* _TEXTE FOURNI_:
La convergence des politiques de l’emploi observée provient en tout état de cause d’une vague de libéralisation des politiques publiques à l’œuvre depuis les années 1980, qui s’est amplifiée après la crise (Lefresne, 2010). La pression sur le marché du travail se faisant plus forte, la logique corporatiste traditionnelle de certains États-providence européens et la « decommodification » se sont effacées au profit de la conditionnalité des aides au sein d’une stratégie d’activation de l’emploi. On constate cependant que chaque pays adopte un modèle d’activation qui lui est propre, en mettant en œuvre à des degrés variés les différents outils à sa disposition. Par exemple, le modèle de flexisécurité développé en Scandinavie flexibilise le marché du travail en favorisant notamment les licenciements en échange d’une assurance d’allocations généreuses. Le modèle anglo-saxon, lui, active les politiques de l’emploi en conditionnant le versement de prestations à l’occupation d’un emploi et en mettant l’accent sur la responsabilité individuelle des récipiendaires des aides sociales. Selon certains auteurs, ces différences dans la convergence des politiques de l’emploi vers l’activation rendent cette thèse critiquable. Patrizia Aurich voit, par exemple, plutôt une convergence dans la nature des politiques qui se libéralisent mais pas dans le degré d’application (Aurich, 2011). La grande variété des facultés des pays européens à résister au choc externe de la crise de 2008 semble en effet plutôt en accord avec cette hypothèse. Si les politiques de l’emploi convergeaient réellement en tous points, les performances des différents États-providence ne devraient pas être aussi hétérogènes.
Toutefois, la thèse de la convergence des politiques de l’emploi peut encore reposer sur la différence des points de départ de chaque pays. En effet, les institutions de chaque pays n’ont pas pu montrer les mêmes capacités d’adaptation aux politiques néo-libérales (Barbier, 2009), à cause de leur mise en œuvre historique, de leurs finalités et de leurs performances. Ainsi, au vu des résultats économiques et sociaux, les politiques de flexibilisation du marché du travail ont été relativement efficaces dans les pays nordiques qui bénéficiaient d’un terrain favorable à leur implantation : une protection sociale et des aides importantes, un marché du travail actif, des offres de formation variées et un taux de syndicalisation élevé (Barbier, 2009). Cependant, d’autres pays, comme l’Espagne ou dans une moindre mesure la France, ont fait converger leurs institutions vers ce modèle de flexisécurité sans pour autant avoir le même terreau favorable, ce qui a eu pour conséquence de rendre difficile l’accès à l’emploi pour de nombreuses personnes et la précarisation des populations fragiles. Bien souvent, les jeunes sont les personnes les plus touchées par le chômage, soit parce qu’ils sont moins bien protégés dans l’emploi, soit parce que leur insertion professionnelle devient plus difficile (Erhel, 2010). Il est donc probable qu’une convergence des politiques de l’emploi soit à l’œuvre dans les pays européens suite à la libéralisation intensive qui est appliquée, mais chaque pays l’applique à sa manière et à son rythme.

* _LIGNES DE DONNÉES_:
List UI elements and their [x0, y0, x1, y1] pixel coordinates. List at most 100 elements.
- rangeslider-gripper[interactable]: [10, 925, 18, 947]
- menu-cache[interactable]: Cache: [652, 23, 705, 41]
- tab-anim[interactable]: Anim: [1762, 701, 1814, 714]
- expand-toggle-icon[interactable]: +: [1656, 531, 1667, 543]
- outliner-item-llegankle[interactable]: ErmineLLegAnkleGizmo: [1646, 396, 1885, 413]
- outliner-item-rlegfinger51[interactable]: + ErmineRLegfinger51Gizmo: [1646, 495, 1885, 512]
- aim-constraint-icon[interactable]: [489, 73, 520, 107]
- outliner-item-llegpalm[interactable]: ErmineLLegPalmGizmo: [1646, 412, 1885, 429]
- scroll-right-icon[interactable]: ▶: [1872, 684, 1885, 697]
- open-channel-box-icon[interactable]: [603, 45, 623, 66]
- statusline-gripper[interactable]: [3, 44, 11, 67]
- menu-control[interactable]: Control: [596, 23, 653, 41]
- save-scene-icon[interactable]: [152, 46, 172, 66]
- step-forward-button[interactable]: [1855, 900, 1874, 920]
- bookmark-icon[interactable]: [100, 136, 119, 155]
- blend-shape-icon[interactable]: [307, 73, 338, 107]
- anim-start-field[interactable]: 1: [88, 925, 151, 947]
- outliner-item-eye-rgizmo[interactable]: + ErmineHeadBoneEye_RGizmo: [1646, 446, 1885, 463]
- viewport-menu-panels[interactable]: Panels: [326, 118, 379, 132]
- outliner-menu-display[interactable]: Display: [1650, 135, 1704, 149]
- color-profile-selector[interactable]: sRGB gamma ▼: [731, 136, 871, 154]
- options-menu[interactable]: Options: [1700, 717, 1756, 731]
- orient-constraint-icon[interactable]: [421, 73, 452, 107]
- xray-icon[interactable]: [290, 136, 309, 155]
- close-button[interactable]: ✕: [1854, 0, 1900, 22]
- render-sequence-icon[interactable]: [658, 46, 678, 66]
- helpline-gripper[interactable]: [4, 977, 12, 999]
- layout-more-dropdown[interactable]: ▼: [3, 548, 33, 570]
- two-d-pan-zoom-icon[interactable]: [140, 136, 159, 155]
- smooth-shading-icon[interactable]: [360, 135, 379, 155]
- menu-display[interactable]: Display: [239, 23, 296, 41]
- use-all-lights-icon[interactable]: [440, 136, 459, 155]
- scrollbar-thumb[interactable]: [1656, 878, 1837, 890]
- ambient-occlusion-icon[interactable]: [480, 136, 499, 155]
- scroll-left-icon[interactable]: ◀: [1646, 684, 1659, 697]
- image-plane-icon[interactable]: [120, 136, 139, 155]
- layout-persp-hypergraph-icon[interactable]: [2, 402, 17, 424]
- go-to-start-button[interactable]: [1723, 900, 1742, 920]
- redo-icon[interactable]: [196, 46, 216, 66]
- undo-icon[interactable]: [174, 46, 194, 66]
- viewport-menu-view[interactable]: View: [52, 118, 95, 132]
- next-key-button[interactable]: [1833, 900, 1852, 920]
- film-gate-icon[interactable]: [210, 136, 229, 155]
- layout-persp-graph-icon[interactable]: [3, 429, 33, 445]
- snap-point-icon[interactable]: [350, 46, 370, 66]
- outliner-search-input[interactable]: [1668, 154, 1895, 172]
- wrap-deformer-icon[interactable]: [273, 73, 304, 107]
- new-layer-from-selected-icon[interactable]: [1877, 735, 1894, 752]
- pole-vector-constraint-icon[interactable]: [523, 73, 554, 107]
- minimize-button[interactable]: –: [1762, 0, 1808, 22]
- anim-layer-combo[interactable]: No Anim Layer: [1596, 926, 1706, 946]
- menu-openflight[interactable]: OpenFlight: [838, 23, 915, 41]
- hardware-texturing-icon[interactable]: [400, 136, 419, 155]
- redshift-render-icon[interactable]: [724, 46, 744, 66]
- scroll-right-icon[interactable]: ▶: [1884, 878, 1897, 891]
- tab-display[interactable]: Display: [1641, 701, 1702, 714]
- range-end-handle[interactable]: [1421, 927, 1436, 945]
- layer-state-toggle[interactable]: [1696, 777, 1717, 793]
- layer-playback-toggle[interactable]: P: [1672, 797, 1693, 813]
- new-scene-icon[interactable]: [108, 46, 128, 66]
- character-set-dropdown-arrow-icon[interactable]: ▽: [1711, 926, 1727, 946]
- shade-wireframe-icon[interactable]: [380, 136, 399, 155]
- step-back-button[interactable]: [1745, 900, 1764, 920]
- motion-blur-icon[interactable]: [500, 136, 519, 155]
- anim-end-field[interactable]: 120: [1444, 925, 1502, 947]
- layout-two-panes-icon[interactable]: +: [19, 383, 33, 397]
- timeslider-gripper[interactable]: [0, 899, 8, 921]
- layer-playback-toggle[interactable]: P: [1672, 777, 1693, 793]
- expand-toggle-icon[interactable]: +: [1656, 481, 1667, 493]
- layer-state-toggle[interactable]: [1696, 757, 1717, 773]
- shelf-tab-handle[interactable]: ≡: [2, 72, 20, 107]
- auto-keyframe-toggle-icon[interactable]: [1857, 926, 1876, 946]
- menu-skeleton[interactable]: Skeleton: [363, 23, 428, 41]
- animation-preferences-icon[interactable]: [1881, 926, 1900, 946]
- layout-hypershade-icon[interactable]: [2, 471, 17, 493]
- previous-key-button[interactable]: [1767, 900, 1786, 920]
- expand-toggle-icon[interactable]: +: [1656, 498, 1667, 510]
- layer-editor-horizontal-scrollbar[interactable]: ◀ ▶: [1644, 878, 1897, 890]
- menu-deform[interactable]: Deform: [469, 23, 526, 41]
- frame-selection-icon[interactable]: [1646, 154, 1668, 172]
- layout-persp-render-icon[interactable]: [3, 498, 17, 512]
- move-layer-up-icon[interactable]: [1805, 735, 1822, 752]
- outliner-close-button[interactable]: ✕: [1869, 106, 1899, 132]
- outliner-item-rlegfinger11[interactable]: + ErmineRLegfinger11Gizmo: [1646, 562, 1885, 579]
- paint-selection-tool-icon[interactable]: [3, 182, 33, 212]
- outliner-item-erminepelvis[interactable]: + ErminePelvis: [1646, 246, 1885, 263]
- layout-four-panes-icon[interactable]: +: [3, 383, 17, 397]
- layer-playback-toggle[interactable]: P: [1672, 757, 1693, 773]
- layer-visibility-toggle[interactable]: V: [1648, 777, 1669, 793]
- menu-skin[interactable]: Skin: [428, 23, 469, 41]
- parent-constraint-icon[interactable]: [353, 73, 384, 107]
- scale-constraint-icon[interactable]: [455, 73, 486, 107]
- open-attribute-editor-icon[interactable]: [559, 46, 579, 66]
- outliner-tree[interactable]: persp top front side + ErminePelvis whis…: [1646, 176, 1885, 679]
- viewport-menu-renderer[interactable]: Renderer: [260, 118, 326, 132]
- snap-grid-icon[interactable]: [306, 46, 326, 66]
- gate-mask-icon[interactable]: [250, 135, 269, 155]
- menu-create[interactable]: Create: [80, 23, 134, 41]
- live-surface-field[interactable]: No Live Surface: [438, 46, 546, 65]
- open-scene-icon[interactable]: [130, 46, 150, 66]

* _TÂCHES À RÉALISER_:
**A)** Résumez en deux phrases le texte sur la convergence des politiques de l'emploi.
**B)** Poursuivez, s'il vous plaît, le texte sur la convergence des politiques de l'emploi après sa dernière phrase.

* _RÉPONSES PAR TÂCHE_:
**A)** Depuis les années 1980, et plus encore après la crise, une libéralisation des politiques publiques fait converger les politiques de l'emploi européennes vers une stratégie d'activation fondée sur la conditionnalité des aides, mais chaque pays adopte son propre modèle, comme la flexisécurité scandinave ou le modèle anglo-saxon. Ces écarts tiennent aussi à des points de départ différents : la flexibilisation a été relativement efficace dans les pays nordiques, qui disposaient d'un terrain favorable, tandis qu'en Espagne et, dans une moindre mesure, en France, elle a rendu l'accès à l'emploi difficile et précarisé les populations fragiles.

**B)**
La libéralisation des institutions des pays européens en œuvre depuis la fin des années 1970 a donc constitué une réponse à la nouvelle donne économique et à l’apparition d’un chômage important qui mettait en péril l’existence des États-providence. Le nouveau paradigme économique a alors transformé les finalités de l’État-providence et de nouveaux outils ont été créés afin de mener à bien ses nouvelles missions, notamment celle du retour à l’emploi des bénéficiaires des aides sociales.

L’activation

Retrouver le chemin de l’emploi par l’incitation

Les politiques de l’emploi sont variées. Elles peuvent revêtir différentes formes, être destinées à plusieurs publics et servir différents objectifs. Certaines sont dites « passives » lorsqu’elles ont pour but de réduire le chômage en modifiant la répartition du travail et d’améliorer la condition des chômeurs, d’autres sont dites « actives » lorsqu’elles visent à encourager la reprise d’un travail pour les chômeurs. Ces dernières ont vu le jour dans les pays scandinaves, probablement en Suède (Barbier, 2002 ; Pagnac, 2013), mais se sont surtout développées au Royaume-Uni dans les années 1990, par l’intermédiaire des instigateurs du « Third Way » (Clasen & Clegg, 2004). Les politiques passives sont des politiques inconditionnelles de soutien au revenu, qui ne visent pas directement à augmenter le niveau de l’emploi mais à verser des revenus de remplacement aux personnes sans emploi. De nos jours, elles font face à de vives critiques qui les accusent d’inciter les bénéficiaires des aides sociales à rester en dehors de l’emploi. La désincitation à chercher un emploi a été baptisée « trappe à inactivité » (« inactivity trap ») et déplore le fait que les revenus peu élevés suite à une reprise d’emploi ainsi que les efforts fournis pour y parvenir ne compensent pas la perte des revenus d’assistance. Plus généralement, la critique des trappes à inactivité est une critique de l’organisation des aides sociales et de l’Étatprovidence.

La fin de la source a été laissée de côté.